**TASK BRIEF:**
Reproduce every line in the listing that contains the word "JSON".

[BEGIN DATASET ENTRIES]

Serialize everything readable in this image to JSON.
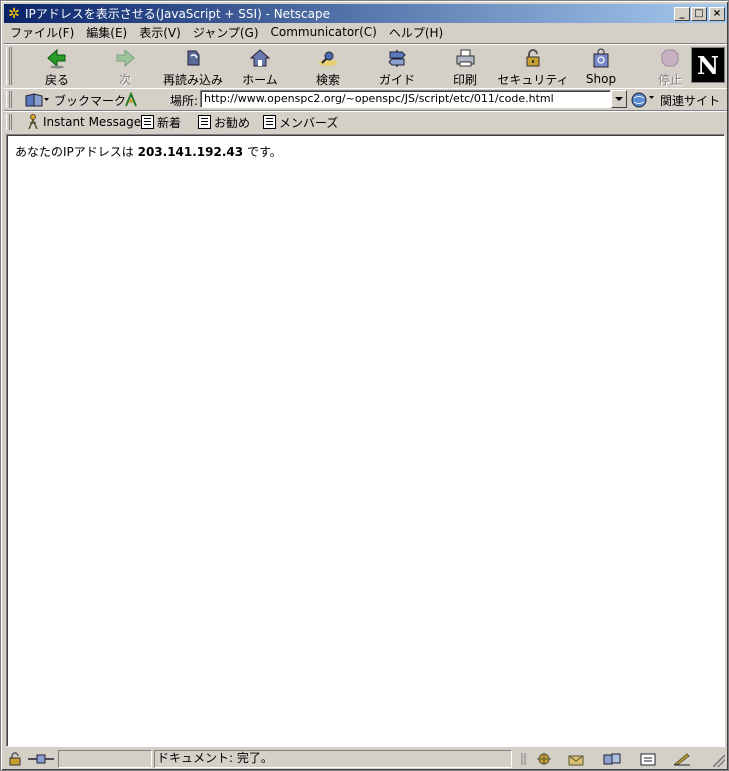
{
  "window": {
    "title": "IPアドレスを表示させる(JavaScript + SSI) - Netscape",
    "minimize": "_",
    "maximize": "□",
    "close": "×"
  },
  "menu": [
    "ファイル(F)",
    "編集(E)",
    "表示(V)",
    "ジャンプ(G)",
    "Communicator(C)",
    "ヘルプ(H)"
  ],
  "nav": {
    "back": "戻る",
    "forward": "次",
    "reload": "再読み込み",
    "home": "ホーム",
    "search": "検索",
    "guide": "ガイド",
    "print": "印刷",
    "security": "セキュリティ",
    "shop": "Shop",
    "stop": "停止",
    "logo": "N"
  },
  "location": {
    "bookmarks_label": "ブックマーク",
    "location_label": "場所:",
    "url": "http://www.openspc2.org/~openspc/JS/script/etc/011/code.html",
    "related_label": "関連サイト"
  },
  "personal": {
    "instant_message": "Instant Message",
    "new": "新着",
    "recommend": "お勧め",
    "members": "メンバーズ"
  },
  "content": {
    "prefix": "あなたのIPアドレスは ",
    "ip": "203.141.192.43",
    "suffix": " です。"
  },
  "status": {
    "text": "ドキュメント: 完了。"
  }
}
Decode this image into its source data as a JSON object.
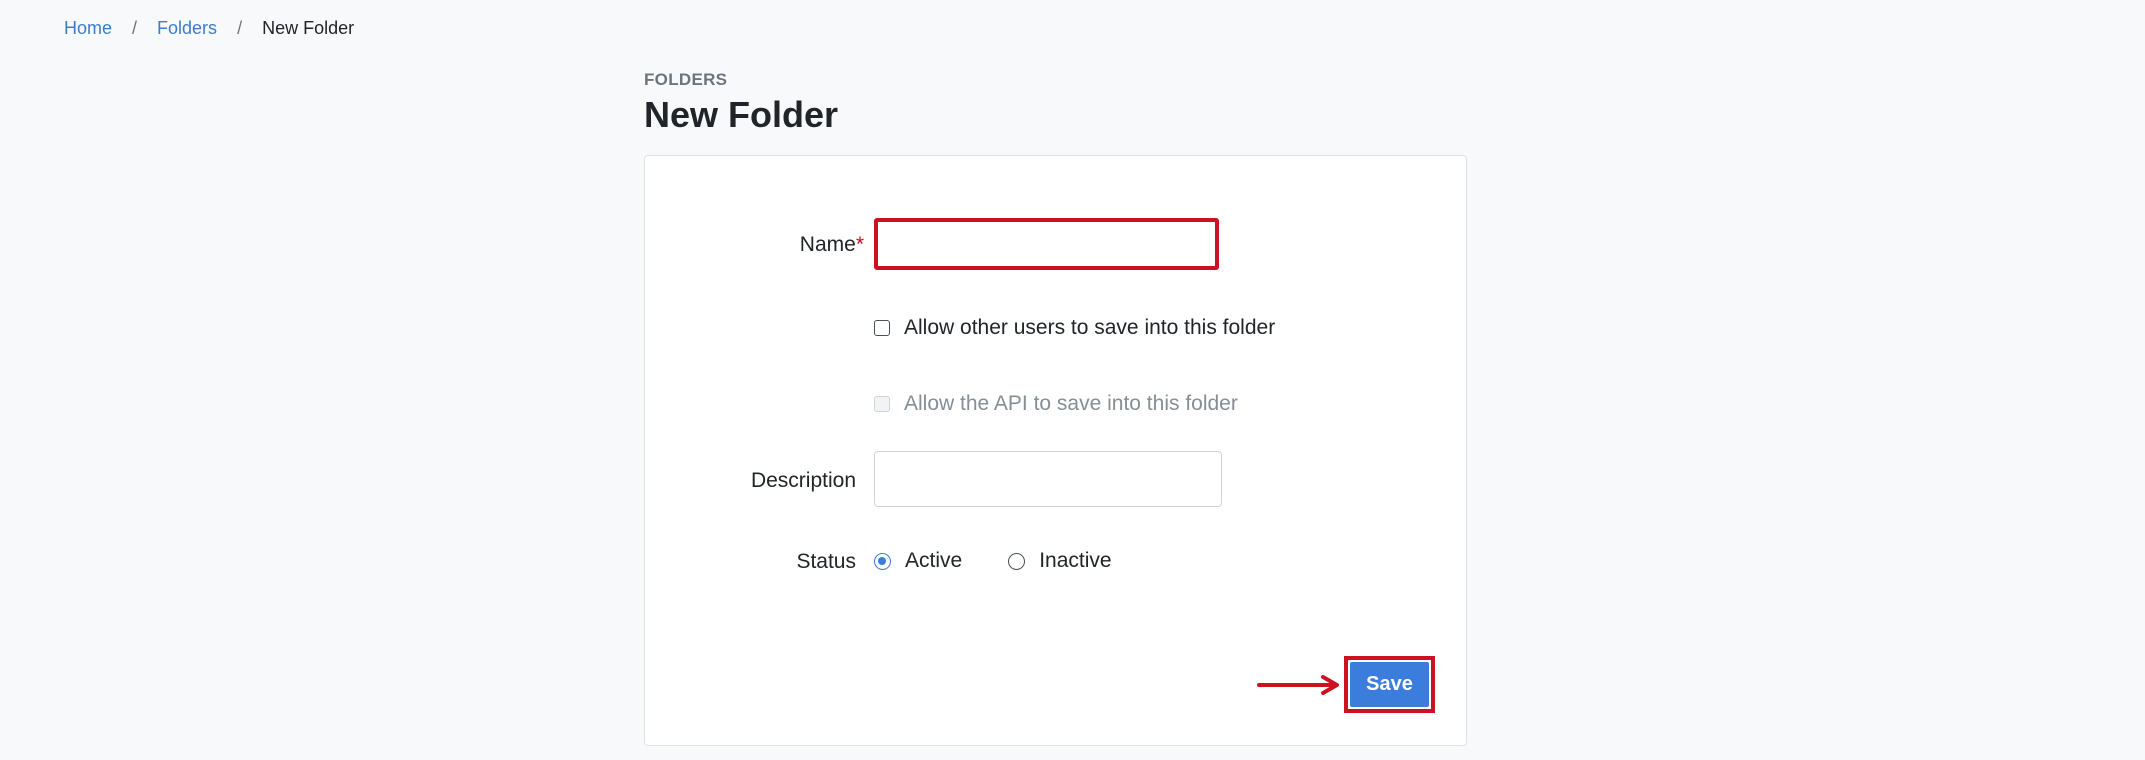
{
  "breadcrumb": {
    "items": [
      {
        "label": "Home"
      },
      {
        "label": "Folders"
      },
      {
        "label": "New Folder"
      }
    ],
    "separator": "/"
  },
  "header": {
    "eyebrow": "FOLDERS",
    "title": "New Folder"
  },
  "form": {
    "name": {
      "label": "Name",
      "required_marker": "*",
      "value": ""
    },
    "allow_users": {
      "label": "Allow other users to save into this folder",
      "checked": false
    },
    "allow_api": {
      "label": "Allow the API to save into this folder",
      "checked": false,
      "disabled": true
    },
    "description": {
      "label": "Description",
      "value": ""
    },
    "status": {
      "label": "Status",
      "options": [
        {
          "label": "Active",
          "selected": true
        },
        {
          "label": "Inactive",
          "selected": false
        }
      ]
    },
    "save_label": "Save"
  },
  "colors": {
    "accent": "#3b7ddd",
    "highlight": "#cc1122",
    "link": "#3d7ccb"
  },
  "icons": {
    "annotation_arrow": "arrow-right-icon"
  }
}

[END DATASET ENTRIES]

**WORKED SOLUTION:**
Serialize everything readable in this image to JSON.
Decode this image into its source data as a JSON object.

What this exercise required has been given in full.